Trecho da página:
================================
As iniciativas anunciadas sobre os “Corredores 2.0”, orientadas a melhorar a qualidade do transporte público da cidade de Santiago, no Chile, abre-nos a possibilidade de assumir alguns desafios pendentes em nossas cidades, como a de pensar de maneira integral as relações entre a qualidade do transporte e a do espaço público que o recebem, pondo no centro da questão as necessidades do pedestre, que é habitante, transeunte e viajante cotidiano. Além disso, convida a assumir o papel que o transporte público deve cumprir no desenvolvimento urbano e social da cidade.
Diariamente observamos as dificuldades que os ônibus enfrentam nas vias congestionadas de Santiago e o impacto que isto tem nos tempos de viagem e, por conseguinte, no cotidiano das pessoas. Também assistimos às esperas e as peripécias nas baldeações. Por outro lado, conhecemos as reações adversas dos vizinhos ante a construção dos primeiros corredores que buscam facilitar o trânsito dos ônibus, nos quais veem a ameaça de desapropriação, mudanças em ruas arborizadas, ou a queda em suas atividades comerciais. Por sua vez, vimos como a prioridade dada ao transporte de eficiência em alguns corredores da primeira geração, ao invés de unificar, distanciou as frentes das avenidas em que estão inseridos, forçando os pedestres a percorrer trilhas e rotas complicadas para ir de um lado a outro da rua.
================================
Dados registrados:
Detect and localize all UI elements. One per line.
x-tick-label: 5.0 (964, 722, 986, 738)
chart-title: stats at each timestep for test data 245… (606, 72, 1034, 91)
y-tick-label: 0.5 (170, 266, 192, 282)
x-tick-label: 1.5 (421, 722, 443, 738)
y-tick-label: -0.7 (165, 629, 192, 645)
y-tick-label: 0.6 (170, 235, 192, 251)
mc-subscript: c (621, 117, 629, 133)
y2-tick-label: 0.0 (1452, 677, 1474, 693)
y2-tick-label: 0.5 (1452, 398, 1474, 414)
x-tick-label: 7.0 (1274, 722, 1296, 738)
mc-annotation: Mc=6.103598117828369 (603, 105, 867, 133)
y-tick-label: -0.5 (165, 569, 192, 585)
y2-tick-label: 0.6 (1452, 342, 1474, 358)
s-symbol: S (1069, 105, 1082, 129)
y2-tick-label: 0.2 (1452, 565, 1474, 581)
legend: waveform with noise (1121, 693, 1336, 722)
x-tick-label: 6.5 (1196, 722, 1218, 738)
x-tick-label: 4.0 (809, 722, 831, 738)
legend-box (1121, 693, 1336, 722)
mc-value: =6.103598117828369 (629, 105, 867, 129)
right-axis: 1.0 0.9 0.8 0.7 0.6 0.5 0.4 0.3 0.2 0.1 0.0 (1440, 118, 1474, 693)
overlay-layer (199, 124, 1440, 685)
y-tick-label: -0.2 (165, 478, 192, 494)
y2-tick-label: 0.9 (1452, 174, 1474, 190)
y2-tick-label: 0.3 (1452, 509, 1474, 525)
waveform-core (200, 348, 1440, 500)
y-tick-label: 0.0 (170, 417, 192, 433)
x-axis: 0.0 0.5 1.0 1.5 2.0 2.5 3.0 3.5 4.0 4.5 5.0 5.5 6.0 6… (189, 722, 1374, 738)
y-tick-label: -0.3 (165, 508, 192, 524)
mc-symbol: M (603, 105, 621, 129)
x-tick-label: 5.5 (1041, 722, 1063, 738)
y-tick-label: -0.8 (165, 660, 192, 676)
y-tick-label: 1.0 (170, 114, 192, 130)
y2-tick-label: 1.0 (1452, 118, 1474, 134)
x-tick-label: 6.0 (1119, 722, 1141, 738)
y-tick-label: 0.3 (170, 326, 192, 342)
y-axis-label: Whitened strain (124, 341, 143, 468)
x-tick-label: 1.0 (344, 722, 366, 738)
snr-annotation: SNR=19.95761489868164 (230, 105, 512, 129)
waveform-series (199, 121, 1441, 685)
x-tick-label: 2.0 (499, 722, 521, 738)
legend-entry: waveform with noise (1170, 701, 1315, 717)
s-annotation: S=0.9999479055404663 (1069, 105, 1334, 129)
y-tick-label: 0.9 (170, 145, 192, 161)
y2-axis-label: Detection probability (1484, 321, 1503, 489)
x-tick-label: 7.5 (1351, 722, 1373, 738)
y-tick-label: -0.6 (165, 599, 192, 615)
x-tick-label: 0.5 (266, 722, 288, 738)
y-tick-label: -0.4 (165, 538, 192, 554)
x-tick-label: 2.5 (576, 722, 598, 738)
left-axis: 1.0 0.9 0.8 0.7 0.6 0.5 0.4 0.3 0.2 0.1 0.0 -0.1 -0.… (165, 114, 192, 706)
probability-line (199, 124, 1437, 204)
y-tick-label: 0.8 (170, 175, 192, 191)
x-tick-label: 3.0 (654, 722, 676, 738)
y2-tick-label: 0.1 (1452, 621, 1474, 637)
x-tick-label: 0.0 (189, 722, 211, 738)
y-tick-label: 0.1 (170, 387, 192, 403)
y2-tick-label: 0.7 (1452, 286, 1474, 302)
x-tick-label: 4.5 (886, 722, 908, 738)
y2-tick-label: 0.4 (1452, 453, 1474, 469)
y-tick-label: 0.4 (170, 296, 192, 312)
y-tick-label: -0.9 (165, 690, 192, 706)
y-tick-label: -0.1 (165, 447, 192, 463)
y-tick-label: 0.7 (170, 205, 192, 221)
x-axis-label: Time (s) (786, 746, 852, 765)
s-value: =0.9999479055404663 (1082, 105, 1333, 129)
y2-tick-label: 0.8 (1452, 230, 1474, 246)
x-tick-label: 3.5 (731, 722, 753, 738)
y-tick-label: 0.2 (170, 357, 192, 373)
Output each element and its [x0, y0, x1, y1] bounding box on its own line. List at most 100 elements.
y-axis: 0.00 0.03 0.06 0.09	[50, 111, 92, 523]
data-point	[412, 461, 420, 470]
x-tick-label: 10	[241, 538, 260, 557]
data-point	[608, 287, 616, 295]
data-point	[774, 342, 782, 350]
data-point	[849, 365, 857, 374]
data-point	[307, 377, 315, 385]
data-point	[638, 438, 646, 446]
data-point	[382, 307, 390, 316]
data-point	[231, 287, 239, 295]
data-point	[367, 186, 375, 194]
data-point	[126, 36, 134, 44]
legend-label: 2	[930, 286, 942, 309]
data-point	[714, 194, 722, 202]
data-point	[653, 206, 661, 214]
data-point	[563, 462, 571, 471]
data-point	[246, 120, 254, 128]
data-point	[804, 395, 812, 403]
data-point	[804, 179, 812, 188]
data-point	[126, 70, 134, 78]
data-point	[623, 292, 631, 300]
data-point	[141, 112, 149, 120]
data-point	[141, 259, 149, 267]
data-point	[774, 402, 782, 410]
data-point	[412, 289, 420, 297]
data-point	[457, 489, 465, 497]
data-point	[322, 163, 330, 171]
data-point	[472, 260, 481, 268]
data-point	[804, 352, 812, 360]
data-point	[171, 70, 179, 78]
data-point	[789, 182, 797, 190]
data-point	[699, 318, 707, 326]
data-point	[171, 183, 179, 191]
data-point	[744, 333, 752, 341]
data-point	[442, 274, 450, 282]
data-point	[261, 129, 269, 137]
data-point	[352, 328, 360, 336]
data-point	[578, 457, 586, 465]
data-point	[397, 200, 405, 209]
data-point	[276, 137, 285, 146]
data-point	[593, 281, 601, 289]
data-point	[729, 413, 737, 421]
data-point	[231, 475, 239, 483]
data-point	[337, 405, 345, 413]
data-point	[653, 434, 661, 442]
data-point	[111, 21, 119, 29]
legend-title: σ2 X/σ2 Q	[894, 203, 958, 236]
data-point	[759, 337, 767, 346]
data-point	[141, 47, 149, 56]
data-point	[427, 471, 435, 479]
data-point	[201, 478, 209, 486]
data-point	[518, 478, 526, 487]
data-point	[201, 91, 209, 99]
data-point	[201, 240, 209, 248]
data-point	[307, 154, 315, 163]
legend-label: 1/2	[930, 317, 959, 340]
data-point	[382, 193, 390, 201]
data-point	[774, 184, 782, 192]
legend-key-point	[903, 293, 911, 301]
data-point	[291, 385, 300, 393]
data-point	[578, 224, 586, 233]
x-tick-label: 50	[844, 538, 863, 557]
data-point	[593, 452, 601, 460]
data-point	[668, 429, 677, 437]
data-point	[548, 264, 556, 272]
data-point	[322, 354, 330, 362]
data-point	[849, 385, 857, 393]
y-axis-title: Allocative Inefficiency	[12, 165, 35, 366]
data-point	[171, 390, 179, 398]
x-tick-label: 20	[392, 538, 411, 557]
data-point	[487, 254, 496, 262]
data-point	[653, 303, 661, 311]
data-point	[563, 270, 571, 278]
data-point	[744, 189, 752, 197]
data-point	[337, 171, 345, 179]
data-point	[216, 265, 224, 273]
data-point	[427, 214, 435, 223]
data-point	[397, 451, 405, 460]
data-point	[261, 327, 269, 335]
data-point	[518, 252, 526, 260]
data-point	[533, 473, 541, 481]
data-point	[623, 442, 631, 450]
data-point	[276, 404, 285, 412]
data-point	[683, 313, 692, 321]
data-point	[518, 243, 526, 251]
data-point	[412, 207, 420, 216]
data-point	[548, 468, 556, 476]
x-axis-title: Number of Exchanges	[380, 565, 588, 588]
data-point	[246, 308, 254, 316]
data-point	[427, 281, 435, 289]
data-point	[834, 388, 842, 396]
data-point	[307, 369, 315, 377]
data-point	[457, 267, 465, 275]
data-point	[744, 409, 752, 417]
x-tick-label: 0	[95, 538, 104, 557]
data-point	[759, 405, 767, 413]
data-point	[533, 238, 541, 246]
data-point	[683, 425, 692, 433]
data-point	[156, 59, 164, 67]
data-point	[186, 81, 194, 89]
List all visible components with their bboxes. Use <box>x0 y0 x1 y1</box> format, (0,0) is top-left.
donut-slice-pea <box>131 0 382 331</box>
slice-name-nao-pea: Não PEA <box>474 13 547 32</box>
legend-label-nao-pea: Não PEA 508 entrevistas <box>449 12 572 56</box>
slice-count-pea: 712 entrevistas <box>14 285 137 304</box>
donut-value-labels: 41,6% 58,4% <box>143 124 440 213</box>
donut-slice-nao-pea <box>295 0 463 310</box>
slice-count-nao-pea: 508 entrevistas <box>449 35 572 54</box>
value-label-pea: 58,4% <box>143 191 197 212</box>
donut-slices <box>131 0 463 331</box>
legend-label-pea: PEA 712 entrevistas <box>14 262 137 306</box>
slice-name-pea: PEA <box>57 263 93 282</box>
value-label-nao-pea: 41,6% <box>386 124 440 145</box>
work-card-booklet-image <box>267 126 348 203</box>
================================
Instrução escrita:
Indique se cada afirmação abaixo concorda com o texto sobre os Corredores 2.0, respondendo sim ou não e citando literalmente as palavras do texto que decidem a resposta.
1. Os vizinhos receberam bem a construção dos primeiros corredores.
2. Em alguns corredores da primeira geração, os pedestres precisam fazer caminhos complicados para atravessar a rua.
3. As iniciativas dos Corredores 2.0 visam melhorar a qualidade do transporte público de Santiago.

Resultado da tarefa:
1. Não: "conhecemos as reações adversas dos vizinhos ante a construção dos primeiros corredores".
2. Sim: "forçando os pedestres a percorrer trilhas e rotas complicadas para ir de um lado a outro da rua".
3. Sim: "orientadas a melhorar a qualidade do transporte público da cidade de Santiago".